Task material start

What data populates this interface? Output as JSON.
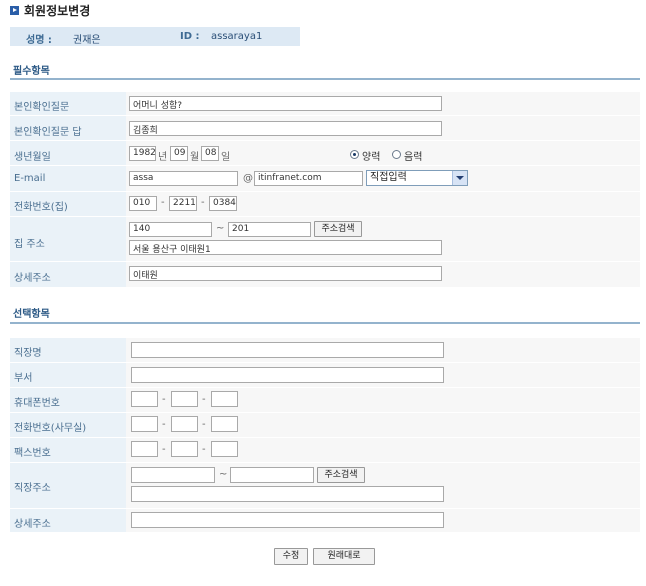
{
  "page_title": "회원정보변경",
  "member": {
    "name_label": "성명 :",
    "name": "권재은",
    "id_label": "ID :",
    "id": "assaraya1"
  },
  "required": {
    "title": "필수항목",
    "q_label": "본인확인질문",
    "q_value": "어머니 성함?",
    "a_label": "본인확인질문 답",
    "a_value": "김종희",
    "birth_label": "생년월일",
    "birth_year": "1982",
    "year_unit": "년",
    "birth_month": "09",
    "month_unit": "월",
    "birth_day": "08",
    "day_unit": "일",
    "solar_label": "양력",
    "lunar_label": "음력",
    "email_label": "E-mail",
    "email_id": "assa",
    "email_at": "@",
    "email_domain": "itinfranet.com",
    "email_select": "직접입력",
    "phone_label": "전화번호(집)",
    "phone1": "010",
    "phone2": "2211",
    "phone3": "0384",
    "addr_label": "집 주소",
    "zip1": "140",
    "zip_sep": "~",
    "zip2": "201",
    "addr_search": "주소검색",
    "addr_value": "서울 용산구 이태원1",
    "detail_label": "상세주소",
    "detail_value": "이태원"
  },
  "optional": {
    "title": "선택항목",
    "company_label": "직장명",
    "dept_label": "부서",
    "mobile_label": "휴대폰번호",
    "office_phone_label": "전화번호(사무실)",
    "fax_label": "팩스번호",
    "work_addr_label": "직장주소",
    "zip_sep": "~",
    "addr_search": "주소검색",
    "detail_label": "상세주소",
    "dash": "-"
  },
  "buttons": {
    "submit": "수정",
    "reset": "원래대로"
  }
}
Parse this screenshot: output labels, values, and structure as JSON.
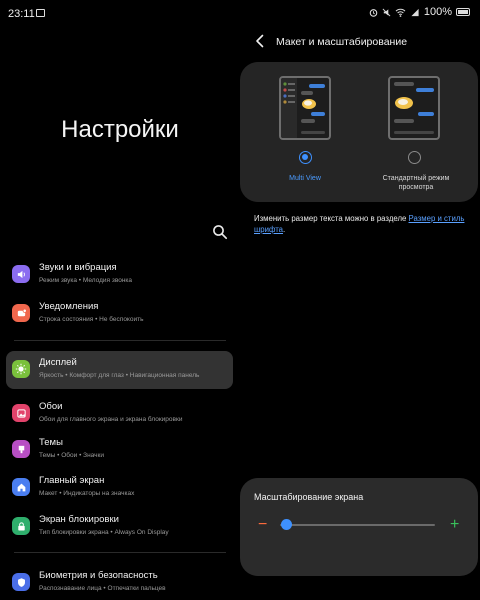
{
  "status": {
    "time": "23:11",
    "battery": "100%"
  },
  "settings": {
    "title": "Настройки",
    "items": [
      {
        "label": "Звуки и вибрация",
        "sub": "Режим звука  •  Мелодия звонка",
        "icon": "speaker-icon",
        "color": "#8b6cf0"
      },
      {
        "label": "Уведомления",
        "sub": "Строка состояния  •  Не беспокоить",
        "icon": "notification-icon",
        "color": "#f0674d"
      },
      {
        "label": "Дисплей",
        "sub": "Яркость  •  Комфорт для глаз  •  Навигационная панель",
        "icon": "sun-icon",
        "color": "#7ac13c"
      },
      {
        "label": "Обои",
        "sub": "Обои для главного экрана и экрана блокировки",
        "icon": "wallpaper-icon",
        "color": "#e2436b"
      },
      {
        "label": "Темы",
        "sub": "Темы  •  Обои  •  Значки",
        "icon": "themes-icon",
        "color": "#b84fc4"
      },
      {
        "label": "Главный экран",
        "sub": "Макет  •  Индикаторы на значках",
        "icon": "home-icon",
        "color": "#4a7ef0"
      },
      {
        "label": "Экран блокировки",
        "sub": "Тип блокировки экрана  •  Always On Display",
        "icon": "lock-icon",
        "color": "#2fae6c"
      },
      {
        "label": "Биометрия и безопасность",
        "sub": "Распознавание лица  •  Отпечатки пальцев",
        "icon": "shield-icon",
        "color": "#4a6ee8"
      }
    ]
  },
  "layout_page": {
    "title": "Макет и масштабирование",
    "option_multi": "Multi View",
    "option_standard_line1": "Стандартный режим",
    "option_standard_line2": "просмотра",
    "selected": "Multi View",
    "hint_text": "Изменить размер текста можно в разделе ",
    "hint_link": "Размер и стиль шрифта",
    "hint_end": ".",
    "zoom_title": "Масштабирование экрана",
    "zoom_level": 0.02
  },
  "colors": {
    "accent": "#3e91ff",
    "minus": "#ff6b3d",
    "plus": "#39c15b"
  }
}
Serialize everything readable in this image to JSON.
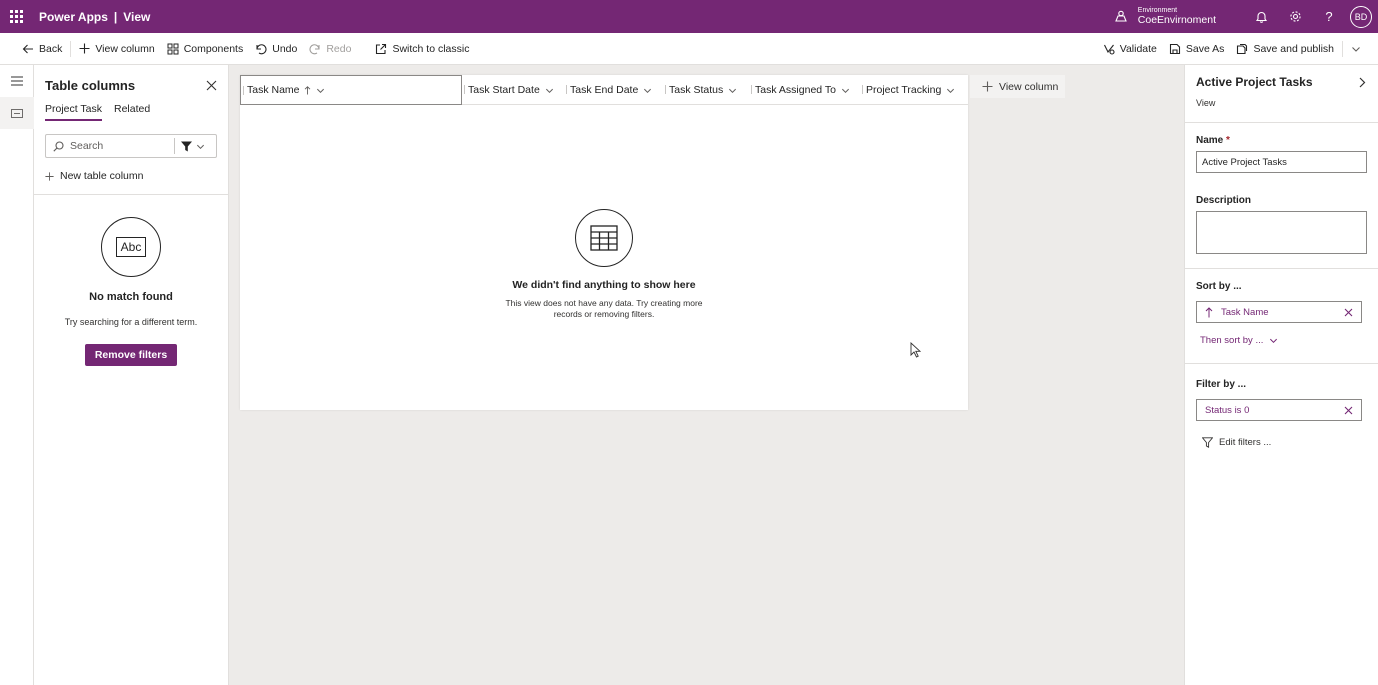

Task material end

Required task> Search the material above for "icon". Pull out each line where it shows up.

Answer to the task>
        "icon": "speaker-icon",
        "icon": "notification-icon",
        "icon": "sun-icon",
        "icon": "wallpaper-icon",
        "icon": "themes-icon",
        "icon": "home-icon",
        "icon": "lock-icon",
        "icon": "shield-icon",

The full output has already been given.